■ Aim ■
Omit the images, then output each of the records below exactly.

■ Given data ■
####################

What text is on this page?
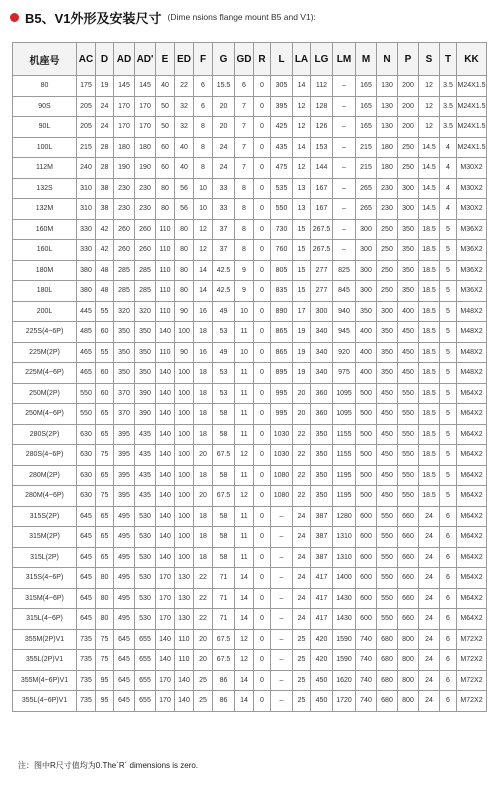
B5、V1外形及安装尺寸 (Dime nsions flange mount B5 and V1):
机座号	AC	D	AD	AD'	E	ED	F	G	GD	R	L	LA	LG	LM	M	N	P	S	T	KK
80	175	19	145	145	40	22	6	15.5	6	0	305	14	112	–	165	130	200	12	3.5	M24X1.5
90S	205	24	170	170	50	32	6	20	7	0	395	12	128	–	165	130	200	12	3.5	M24X1.5
90L	205	24	170	170	50	32	8	20	7	0	425	12	126	–	165	130	200	12	3.5	M24X1.5
100L	215	28	180	180	60	40	8	24	7	0	435	14	153	–	215	180	250	14.5	4	M24X1.5
112M	240	28	190	190	60	40	8	24	7	0	475	12	144	–	215	180	250	14.5	4	M30X2
132S	310	38	230	230	80	56	10	33	8	0	535	13	167	–	265	230	300	14.5	4	M30X2
132M	310	38	230	230	80	56	10	33	8	0	550	13	167	–	265	230	300	14.5	4	M30X2
160M	330	42	260	260	110	80	12	37	8	0	730	15	267.5	–	300	250	350	18.5	5	M36X2
160L	330	42	260	260	110	80	12	37	8	0	760	15	267.5	–	300	250	350	18.5	5	M36X2
180M	380	48	285	285	110	80	14	42.5	9	0	805	15	277	825	300	250	350	18.5	5	M36X2
180L	380	48	285	285	110	80	14	42.5	9	0	835	15	277	845	300	250	350	18.5	5	M36X2
200L	445	55	320	320	110	90	16	49	10	0	890	17	300	940	350	300	400	18.5	5	M48X2
225S(4~6P)	485	60	350	350	140	100	18	53	11	0	865	19	340	945	400	350	450	18.5	5	M48X2
225M(2P)	465	55	350	350	110	90	16	49	10	0	865	19	340	920	400	350	450	18.5	5	M48X2
225M(4~6P)	465	60	350	350	140	100	18	53	11	0	895	19	340	975	400	350	450	18.5	5	M48X2
250M(2P)	550	60	370	390	140	100	18	53	11	0	995	20	360	1095	500	450	550	18.5	5	M64X2
250M(4~6P)	550	65	370	390	140	100	18	58	11	0	995	20	360	1095	500	450	550	18.5	5	M64X2
280S(2P)	630	65	395	435	140	100	18	58	11	0	1030	22	350	1155	500	450	550	18.5	5	M64X2
280S(4~6P)	630	75	395	435	140	100	20	67.5	12	0	1030	22	350	1155	500	450	550	18.5	5	M64X2
280M(2P)	630	65	395	435	140	100	18	58	11	0	1080	22	350	1195	500	450	550	18.5	5	M64X2
280M(4~6P)	630	75	395	435	140	100	20	67.5	12	0	1080	22	350	1195	500	450	550	18.5	5	M64X2
315S(2P)	645	65	495	530	140	100	18	58	11	0	–	24	387	1280	600	550	660	24	6	M64X2
315M(2P)	645	65	495	530	140	100	18	58	11	0	–	24	387	1310	600	550	660	24	6	M64X2
315L(2P)	645	65	495	530	140	100	18	58	11	0	–	24	387	1310	600	550	660	24	6	M64X2
315S(4~6P)	645	80	495	530	170	130	22	71	14	0	–	24	417	1400	600	550	660	24	6	M64X2
315M(4~6P)	645	80	495	530	170	130	22	71	14	0	–	24	417	1430	600	550	660	24	6	M64X2
315L(4~6P)	645	80	495	530	170	130	22	71	14	0	–	24	417	1430	600	550	660	24	6	M64X2
355M(2P)V1	735	75	645	655	140	110	20	67.5	12	0	–	25	420	1590	740	680	800	24	6	M72X2
355L(2P)V1	735	75	645	655	140	110	20	67.5	12	0	–	25	420	1590	740	680	800	24	6	M72X2
355M(4~6P)V1	735	95	645	655	170	140	25	86	14	0	–	25	450	1620	740	680	800	24	6	M72X2
355L(4~6P)V1	735	95	645	655	170	140	25	86	14	0	–	25	450	1720	740	680	800	24	6	M72X2
注：图中R尺寸值均为0.The`R´ dimensions is zero.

####################

■ Result of the task ■
What text is on this page?
B5、V1外形及安装尺寸 (Dime nsions flange mount B5 and V1):
机座号	AC	D	AD	AD'	E	ED	F	G	GD	R	L	LA	LG	LM	M	N	P	S	T	KK
80	175	19	145	145	40	22	6	15.5	6	0	305	14	112	–	165	130	200	12	3.5	M24X1.5
90S	205	24	170	170	50	32	6	20	7	0	395	12	128	–	165	130	200	12	3.5	M24X1.5
90L	205	24	170	170	50	32	8	20	7	0	425	12	126	–	165	130	200	12	3.5	M24X1.5
100L	215	28	180	180	60	40	8	24	7	0	435	14	153	–	215	180	250	14.5	4	M24X1.5
112M	240	28	190	190	60	40	8	24	7	0	475	12	144	–	215	180	250	14.5	4	M30X2
132S	310	38	230	230	80	56	10	33	8	0	535	13	167	–	265	230	300	14.5	4	M30X2
132M	310	38	230	230	80	56	10	33	8	0	550	13	167	–	265	230	300	14.5	4	M30X2
160M	330	42	260	260	110	80	12	37	8	0	730	15	267.5	–	300	250	350	18.5	5	M36X2
160L	330	42	260	260	110	80	12	37	8	0	760	15	267.5	–	300	250	350	18.5	5	M36X2
180M	380	48	285	285	110	80	14	42.5	9	0	805	15	277	825	300	250	350	18.5	5	M36X2
180L	380	48	285	285	110	80	14	42.5	9	0	835	15	277	845	300	250	350	18.5	5	M36X2
200L	445	55	320	320	110	90	16	49	10	0	890	17	300	940	350	300	400	18.5	5	M48X2
225S(4~6P)	485	60	350	350	140	100	18	53	11	0	865	19	340	945	400	350	450	18.5	5	M48X2
225M(2P)	465	55	350	350	110	90	16	49	10	0	865	19	340	920	400	350	450	18.5	5	M48X2
225M(4~6P)	465	60	350	350	140	100	18	53	11	0	895	19	340	975	400	350	450	18.5	5	M48X2
250M(2P)	550	60	370	390	140	100	18	53	11	0	995	20	360	1095	500	450	550	18.5	5	M64X2
250M(4~6P)	550	65	370	390	140	100	18	58	11	0	995	20	360	1095	500	450	550	18.5	5	M64X2
280S(2P)	630	65	395	435	140	100	18	58	11	0	1030	22	350	1155	500	450	550	18.5	5	M64X2
280S(4~6P)	630	75	395	435	140	100	20	67.5	12	0	1030	22	350	1155	500	450	550	18.5	5	M64X2
280M(2P)	630	65	395	435	140	100	18	58	11	0	1080	22	350	1195	500	450	550	18.5	5	M64X2
280M(4~6P)	630	75	395	435	140	100	20	67.5	12	0	1080	22	350	1195	500	450	550	18.5	5	M64X2
315S(2P)	645	65	495	530	140	100	18	58	11	0	–	24	387	1280	600	550	660	24	6	M64X2
315M(2P)	645	65	495	530	140	100	18	58	11	0	–	24	387	1310	600	550	660	24	6	M64X2
315L(2P)	645	65	495	530	140	100	18	58	11	0	–	24	387	1310	600	550	660	24	6	M64X2
315S(4~6P)	645	80	495	530	170	130	22	71	14	0	–	24	417	1400	600	550	660	24	6	M64X2
315M(4~6P)	645	80	495	530	170	130	22	71	14	0	–	24	417	1430	600	550	660	24	6	M64X2
315L(4~6P)	645	80	495	530	170	130	22	71	14	0	–	24	417	1430	600	550	660	24	6	M64X2
355M(2P)V1	735	75	645	655	140	110	20	67.5	12	0	–	25	420	1590	740	680	800	24	6	M72X2
355L(2P)V1	735	75	645	655	140	110	20	67.5	12	0	–	25	420	1590	740	680	800	24	6	M72X2
355M(4~6P)V1	735	95	645	655	170	140	25	86	14	0	–	25	450	1620	740	680	800	24	6	M72X2
355L(4~6P)V1	735	95	645	655	170	140	25	86	14	0	–	25	450	1720	740	680	800	24	6	M72X2
注：图中R尺寸值均为0.The`R´ dimensions is zero.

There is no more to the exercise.